### Data provided
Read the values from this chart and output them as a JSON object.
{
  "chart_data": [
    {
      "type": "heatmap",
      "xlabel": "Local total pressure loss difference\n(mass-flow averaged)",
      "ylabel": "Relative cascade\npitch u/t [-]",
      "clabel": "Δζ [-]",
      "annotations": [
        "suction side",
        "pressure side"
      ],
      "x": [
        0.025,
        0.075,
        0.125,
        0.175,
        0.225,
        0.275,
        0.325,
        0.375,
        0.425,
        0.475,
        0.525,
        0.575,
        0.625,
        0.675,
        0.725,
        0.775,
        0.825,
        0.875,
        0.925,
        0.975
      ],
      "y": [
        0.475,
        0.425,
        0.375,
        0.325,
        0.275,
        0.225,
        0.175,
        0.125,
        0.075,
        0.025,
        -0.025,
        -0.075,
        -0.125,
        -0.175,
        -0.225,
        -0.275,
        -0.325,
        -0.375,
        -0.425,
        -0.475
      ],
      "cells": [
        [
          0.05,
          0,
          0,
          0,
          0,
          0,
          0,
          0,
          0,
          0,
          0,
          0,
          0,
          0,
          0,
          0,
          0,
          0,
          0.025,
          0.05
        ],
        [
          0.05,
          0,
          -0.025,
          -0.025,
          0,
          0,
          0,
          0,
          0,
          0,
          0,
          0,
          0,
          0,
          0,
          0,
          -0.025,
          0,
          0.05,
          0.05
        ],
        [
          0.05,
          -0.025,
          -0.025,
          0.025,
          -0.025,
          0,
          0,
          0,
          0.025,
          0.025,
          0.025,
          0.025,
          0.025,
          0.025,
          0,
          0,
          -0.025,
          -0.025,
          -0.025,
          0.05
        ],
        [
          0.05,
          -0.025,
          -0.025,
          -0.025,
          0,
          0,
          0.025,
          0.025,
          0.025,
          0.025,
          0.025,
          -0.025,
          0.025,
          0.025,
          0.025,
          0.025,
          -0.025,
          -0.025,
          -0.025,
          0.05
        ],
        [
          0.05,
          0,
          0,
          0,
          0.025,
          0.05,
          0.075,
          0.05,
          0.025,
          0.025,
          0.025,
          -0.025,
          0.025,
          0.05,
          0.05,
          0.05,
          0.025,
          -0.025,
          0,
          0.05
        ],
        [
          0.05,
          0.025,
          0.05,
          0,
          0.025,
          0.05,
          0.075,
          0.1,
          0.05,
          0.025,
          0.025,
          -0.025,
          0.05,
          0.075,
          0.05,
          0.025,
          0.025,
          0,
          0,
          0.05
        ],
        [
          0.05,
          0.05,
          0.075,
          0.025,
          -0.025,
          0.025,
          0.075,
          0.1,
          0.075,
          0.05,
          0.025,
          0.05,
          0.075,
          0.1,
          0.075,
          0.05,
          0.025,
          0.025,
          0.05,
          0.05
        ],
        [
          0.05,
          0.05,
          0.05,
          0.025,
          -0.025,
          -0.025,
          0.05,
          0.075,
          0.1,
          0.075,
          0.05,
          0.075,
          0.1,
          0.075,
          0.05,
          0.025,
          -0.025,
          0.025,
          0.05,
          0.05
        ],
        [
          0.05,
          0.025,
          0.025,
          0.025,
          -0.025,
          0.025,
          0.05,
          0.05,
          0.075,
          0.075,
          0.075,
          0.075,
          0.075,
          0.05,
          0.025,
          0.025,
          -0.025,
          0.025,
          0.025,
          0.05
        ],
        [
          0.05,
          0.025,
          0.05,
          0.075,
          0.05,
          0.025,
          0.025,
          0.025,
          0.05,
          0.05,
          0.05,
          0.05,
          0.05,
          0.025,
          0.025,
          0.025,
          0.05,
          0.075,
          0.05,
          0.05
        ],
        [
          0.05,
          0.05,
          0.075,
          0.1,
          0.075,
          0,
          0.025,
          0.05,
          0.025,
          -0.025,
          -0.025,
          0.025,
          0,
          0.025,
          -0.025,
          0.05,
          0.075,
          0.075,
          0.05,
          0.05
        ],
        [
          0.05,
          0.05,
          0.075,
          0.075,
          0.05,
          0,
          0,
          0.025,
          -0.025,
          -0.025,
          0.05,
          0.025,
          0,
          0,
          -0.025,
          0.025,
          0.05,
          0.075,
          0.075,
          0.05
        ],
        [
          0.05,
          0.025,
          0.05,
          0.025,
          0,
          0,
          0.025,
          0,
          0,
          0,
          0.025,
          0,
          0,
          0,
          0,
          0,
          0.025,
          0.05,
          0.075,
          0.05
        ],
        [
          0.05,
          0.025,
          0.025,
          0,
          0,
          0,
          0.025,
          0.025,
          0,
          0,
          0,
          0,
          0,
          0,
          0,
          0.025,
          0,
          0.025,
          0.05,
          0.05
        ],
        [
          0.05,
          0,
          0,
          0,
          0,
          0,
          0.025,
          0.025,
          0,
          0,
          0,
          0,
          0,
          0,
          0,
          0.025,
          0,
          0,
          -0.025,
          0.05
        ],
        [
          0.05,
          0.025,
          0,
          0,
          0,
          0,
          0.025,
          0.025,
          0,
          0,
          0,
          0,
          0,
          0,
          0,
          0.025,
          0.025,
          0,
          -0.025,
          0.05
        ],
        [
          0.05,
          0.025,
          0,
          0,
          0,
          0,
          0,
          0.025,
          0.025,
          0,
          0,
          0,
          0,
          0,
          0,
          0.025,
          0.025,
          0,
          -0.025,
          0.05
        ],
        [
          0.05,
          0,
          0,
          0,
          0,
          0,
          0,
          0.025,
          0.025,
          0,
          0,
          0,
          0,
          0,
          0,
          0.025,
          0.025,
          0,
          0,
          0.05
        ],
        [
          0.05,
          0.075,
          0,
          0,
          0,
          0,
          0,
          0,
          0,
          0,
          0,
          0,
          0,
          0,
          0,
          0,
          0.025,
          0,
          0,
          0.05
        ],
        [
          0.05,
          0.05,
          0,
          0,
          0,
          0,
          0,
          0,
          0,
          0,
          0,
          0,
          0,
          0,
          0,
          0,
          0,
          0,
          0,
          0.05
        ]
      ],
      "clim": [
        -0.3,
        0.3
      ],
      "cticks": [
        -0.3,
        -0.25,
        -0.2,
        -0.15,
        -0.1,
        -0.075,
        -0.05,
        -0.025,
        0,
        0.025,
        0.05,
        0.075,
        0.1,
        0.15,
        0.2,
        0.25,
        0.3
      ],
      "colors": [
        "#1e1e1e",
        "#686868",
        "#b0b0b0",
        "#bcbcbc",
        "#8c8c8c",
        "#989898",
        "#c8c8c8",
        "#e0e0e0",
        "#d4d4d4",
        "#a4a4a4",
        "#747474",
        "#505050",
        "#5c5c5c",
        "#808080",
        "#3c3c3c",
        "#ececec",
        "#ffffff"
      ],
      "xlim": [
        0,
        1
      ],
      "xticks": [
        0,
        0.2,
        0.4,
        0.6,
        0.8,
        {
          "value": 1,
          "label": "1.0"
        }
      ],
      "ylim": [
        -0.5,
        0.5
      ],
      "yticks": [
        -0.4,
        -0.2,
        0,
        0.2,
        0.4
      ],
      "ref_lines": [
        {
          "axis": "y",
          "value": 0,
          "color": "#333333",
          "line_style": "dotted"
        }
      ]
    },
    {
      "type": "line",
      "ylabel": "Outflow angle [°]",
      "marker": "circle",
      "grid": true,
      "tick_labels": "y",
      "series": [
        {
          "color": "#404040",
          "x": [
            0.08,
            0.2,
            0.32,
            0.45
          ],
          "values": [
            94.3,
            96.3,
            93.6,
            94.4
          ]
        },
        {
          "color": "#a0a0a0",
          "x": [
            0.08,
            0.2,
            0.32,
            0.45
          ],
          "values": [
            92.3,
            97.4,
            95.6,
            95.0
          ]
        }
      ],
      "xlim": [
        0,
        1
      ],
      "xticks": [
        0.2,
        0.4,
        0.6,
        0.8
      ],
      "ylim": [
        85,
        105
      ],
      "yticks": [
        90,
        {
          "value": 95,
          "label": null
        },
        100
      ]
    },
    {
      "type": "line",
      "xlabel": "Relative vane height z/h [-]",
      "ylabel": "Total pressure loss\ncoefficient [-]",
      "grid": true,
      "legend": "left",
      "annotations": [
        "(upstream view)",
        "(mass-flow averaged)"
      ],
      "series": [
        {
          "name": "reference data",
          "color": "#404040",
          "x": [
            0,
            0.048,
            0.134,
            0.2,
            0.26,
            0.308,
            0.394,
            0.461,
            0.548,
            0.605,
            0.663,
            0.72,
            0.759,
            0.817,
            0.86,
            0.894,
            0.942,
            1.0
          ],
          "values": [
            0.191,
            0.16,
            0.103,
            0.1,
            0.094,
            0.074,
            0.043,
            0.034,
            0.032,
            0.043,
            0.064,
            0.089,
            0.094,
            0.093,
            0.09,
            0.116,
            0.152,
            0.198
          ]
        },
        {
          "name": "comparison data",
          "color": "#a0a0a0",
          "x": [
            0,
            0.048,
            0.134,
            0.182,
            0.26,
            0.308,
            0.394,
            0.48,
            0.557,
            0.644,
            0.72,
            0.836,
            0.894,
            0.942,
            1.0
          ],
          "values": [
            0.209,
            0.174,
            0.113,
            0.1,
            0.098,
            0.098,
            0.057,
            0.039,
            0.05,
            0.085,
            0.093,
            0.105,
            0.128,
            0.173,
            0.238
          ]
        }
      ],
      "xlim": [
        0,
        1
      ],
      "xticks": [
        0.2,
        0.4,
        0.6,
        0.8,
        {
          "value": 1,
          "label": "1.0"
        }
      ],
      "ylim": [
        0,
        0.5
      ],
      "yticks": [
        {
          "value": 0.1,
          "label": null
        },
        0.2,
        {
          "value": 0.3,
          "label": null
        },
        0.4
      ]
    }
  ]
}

### What is required
Copy every line of the material in which the word "averaged" occurs.

### Written solution
      "xlabel": "Local total pressure loss difference\n(mass-flow averaged)",
        "(mass-flow averaged)"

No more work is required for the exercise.